## START TASK INPUTS

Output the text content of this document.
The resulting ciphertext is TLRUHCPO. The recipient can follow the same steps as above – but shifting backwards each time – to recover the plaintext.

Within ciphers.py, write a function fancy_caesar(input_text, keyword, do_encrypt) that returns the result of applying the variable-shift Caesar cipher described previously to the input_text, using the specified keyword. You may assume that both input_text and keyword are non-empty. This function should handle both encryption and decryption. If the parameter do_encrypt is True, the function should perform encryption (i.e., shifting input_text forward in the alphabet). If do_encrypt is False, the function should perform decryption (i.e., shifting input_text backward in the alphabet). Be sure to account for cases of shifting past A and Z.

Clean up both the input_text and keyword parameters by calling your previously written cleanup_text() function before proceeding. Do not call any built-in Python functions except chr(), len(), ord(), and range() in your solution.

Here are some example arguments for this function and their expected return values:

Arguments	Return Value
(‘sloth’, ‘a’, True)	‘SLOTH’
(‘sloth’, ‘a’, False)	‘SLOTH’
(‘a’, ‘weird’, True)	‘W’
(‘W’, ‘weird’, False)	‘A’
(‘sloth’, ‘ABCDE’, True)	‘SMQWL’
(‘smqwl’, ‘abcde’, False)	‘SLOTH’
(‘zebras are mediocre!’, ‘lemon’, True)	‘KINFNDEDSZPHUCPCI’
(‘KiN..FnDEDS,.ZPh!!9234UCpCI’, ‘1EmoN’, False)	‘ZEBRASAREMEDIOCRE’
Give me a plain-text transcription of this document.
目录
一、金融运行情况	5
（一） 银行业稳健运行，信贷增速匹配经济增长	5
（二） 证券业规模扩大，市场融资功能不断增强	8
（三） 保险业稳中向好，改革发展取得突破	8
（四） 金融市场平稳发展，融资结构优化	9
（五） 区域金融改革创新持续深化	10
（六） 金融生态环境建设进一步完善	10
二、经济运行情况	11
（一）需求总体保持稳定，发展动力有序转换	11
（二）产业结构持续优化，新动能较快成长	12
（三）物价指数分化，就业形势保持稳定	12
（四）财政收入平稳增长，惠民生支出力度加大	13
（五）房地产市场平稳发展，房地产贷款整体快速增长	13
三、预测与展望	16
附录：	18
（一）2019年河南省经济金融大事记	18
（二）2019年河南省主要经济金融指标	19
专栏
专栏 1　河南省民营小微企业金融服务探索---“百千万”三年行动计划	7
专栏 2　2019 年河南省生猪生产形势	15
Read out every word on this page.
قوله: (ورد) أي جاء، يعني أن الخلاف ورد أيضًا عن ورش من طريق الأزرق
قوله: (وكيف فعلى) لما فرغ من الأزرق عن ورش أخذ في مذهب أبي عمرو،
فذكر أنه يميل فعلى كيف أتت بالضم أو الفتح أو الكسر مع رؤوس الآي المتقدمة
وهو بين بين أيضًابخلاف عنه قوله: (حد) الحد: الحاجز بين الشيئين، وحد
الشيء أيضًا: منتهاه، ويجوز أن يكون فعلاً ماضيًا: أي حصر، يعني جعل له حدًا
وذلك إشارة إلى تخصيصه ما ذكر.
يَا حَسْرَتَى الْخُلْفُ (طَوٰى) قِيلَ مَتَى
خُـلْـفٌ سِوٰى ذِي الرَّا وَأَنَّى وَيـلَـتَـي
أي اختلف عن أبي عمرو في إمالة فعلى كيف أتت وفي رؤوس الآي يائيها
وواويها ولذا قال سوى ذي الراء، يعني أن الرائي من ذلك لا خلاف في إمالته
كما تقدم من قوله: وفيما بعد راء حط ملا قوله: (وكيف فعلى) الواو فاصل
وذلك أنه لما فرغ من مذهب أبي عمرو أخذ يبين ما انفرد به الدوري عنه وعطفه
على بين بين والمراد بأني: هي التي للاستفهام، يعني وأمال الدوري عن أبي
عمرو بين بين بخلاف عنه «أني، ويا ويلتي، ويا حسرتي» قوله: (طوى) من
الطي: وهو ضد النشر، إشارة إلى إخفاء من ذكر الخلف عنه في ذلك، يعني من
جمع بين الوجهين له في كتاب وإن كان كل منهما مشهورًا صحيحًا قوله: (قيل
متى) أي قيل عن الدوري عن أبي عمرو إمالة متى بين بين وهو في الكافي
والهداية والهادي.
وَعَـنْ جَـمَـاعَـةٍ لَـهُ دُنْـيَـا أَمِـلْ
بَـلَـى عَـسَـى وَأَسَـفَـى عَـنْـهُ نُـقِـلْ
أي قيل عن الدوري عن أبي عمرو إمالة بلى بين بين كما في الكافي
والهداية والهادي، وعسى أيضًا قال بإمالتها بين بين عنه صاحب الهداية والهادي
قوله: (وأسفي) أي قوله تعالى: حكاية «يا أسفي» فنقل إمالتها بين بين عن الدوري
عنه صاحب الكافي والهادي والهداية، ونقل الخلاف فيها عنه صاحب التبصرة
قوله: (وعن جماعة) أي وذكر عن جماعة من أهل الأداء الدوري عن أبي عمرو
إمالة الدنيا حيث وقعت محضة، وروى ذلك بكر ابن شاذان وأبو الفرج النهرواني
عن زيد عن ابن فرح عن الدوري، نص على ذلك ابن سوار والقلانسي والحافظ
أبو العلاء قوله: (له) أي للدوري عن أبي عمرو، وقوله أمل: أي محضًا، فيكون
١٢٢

## END TASK INPUTS

> **WHAT IS BEING ASKED**
Transcribe the material exactly as it reads.

> **ANSWER TO THIS TASK**
Output the text content of this document.
The resulting ciphertext is TLRUHCPO. The recipient can follow the same steps as above – but shifting backwards each time – to recover the plaintext.

Within ciphers.py, write a function fancy_caesar(input_text, keyword, do_encrypt) that returns the result of applying the variable-shift Caesar cipher described previously to the input_text, using the specified keyword. You may assume that both input_text and keyword are non-empty. This function should handle both encryption and decryption. If the parameter do_encrypt is True, the function should perform encryption (i.e., shifting input_text forward in the alphabet). If do_encrypt is False, the function should perform decryption (i.e., shifting input_text backward in the alphabet). Be sure to account for cases of shifting past A and Z.

Clean up both the input_text and keyword parameters by calling your previously written cleanup_text() function before proceeding. Do not call any built-in Python functions except chr(), len(), ord(), and range() in your solution.

Here are some example arguments for this function and their expected return values:

Arguments	Return Value
(‘sloth’, ‘a’, True)	‘SLOTH’
(‘sloth’, ‘a’, False)	‘SLOTH’
(‘a’, ‘weird’, True)	‘W’
(‘W’, ‘weird’, False)	‘A’
(‘sloth’, ‘ABCDE’, True)	‘SMQWL’
(‘smqwl’, ‘abcde’, False)	‘SLOTH’
(‘zebras are mediocre!’, ‘lemon’, True)	‘KINFNDEDSZPHUCPCI’
(‘KiN..FnDEDS,.ZPh!!9234UCpCI’, ‘1EmoN’, False)	‘ZEBRASAREMEDIOCRE’
Give me a plain-text transcription of this document.
目录
一、金融运行情况	5
（一） 银行业稳健运行，信贷增速匹配经济增长	5
（二） 证券业规模扩大，市场融资功能不断增强	8
（三） 保险业稳中向好，改革发展取得突破	8
（四） 金融市场平稳发展，融资结构优化	9
（五） 区域金融改革创新持续深化	10
（六） 金融生态环境建设进一步完善	10
二、经济运行情况	11
（一）需求总体保持稳定，发展动力有序转换	11
（二）产业结构持续优化，新动能较快成长	12
（三）物价指数分化，就业形势保持稳定	12
（四）财政收入平稳增长，惠民生支出力度加大	13
（五）房地产市场平稳发展，房地产贷款整体快速增长	13
三、预测与展望	16
附录：	18
（一）2019年河南省经济金融大事记	18
（二）2019年河南省主要经济金融指标	19
专栏
专栏 1　河南省民营小微企业金融服务探索---“百千万”三年行动计划	7
专栏 2　2019 年河南省生猪生产形势	15
Read out every word on this page.
قوله: (ورد) أي جاء، يعني أن الخلاف ورد أيضًا عن ورش من طريق الأزرق
قوله: (وكيف فعلى) لما فرغ من الأزرق عن ورش أخذ في مذهب أبي عمرو،
فذكر أنه يميل فعلى كيف أتت بالضم أو الفتح أو الكسر مع رؤوس الآي المتقدمة
وهو بين بين أيضًابخلاف عنه قوله: (حد) الحد: الحاجز بين الشيئين، وحد
الشيء أيضًا: منتهاه، ويجوز أن يكون فعلاً ماضيًا: أي حصر، يعني جعل له حدًا
وذلك إشارة إلى تخصيصه ما ذكر.
يَا حَسْرَتَى الْخُلْفُ (طَوٰى) قِيلَ مَتَى
خُـلْـفٌ سِوٰى ذِي الرَّا وَأَنَّى وَيـلَـتَـي
أي اختلف عن أبي عمرو في إمالة فعلى كيف أتت وفي رؤوس الآي يائيها
وواويها ولذا قال سوى ذي الراء، يعني أن الرائي من ذلك لا خلاف في إمالته
كما تقدم من قوله: وفيما بعد راء حط ملا قوله: (وكيف فعلى) الواو فاصل
وذلك أنه لما فرغ من مذهب أبي عمرو أخذ يبين ما انفرد به الدوري عنه وعطفه
على بين بين والمراد بأني: هي التي للاستفهام، يعني وأمال الدوري عن أبي
عمرو بين بين بخلاف عنه «أني، ويا ويلتي، ويا حسرتي» قوله: (طوى) من
الطي: وهو ضد النشر، إشارة إلى إخفاء من ذكر الخلف عنه في ذلك، يعني من
جمع بين الوجهين له في كتاب وإن كان كل منهما مشهورًا صحيحًا قوله: (قيل
متى) أي قيل عن الدوري عن أبي عمرو إمالة متى بين بين وهو في الكافي
والهداية والهادي.
وَعَـنْ جَـمَـاعَـةٍ لَـهُ دُنْـيَـا أَمِـلْ
بَـلَـى عَـسَـى وَأَسَـفَـى عَـنْـهُ نُـقِـلْ
أي قيل عن الدوري عن أبي عمرو إمالة بلى بين بين كما في الكافي
والهداية والهادي، وعسى أيضًا قال بإمالتها بين بين عنه صاحب الهداية والهادي
قوله: (وأسفي) أي قوله تعالى: حكاية «يا أسفي» فنقل إمالتها بين بين عن الدوري
عنه صاحب الكافي والهادي والهداية، ونقل الخلاف فيها عنه صاحب التبصرة
قوله: (وعن جماعة) أي وذكر عن جماعة من أهل الأداء الدوري عن أبي عمرو
إمالة الدنيا حيث وقعت محضة، وروى ذلك بكر ابن شاذان وأبو الفرج النهرواني
عن زيد عن ابن فرح عن الدوري، نص على ذلك ابن سوار والقلانسي والحافظ
أبو العلاء قوله: (له) أي للدوري عن أبي عمرو، وقوله أمل: أي محضًا، فيكون
١٢٢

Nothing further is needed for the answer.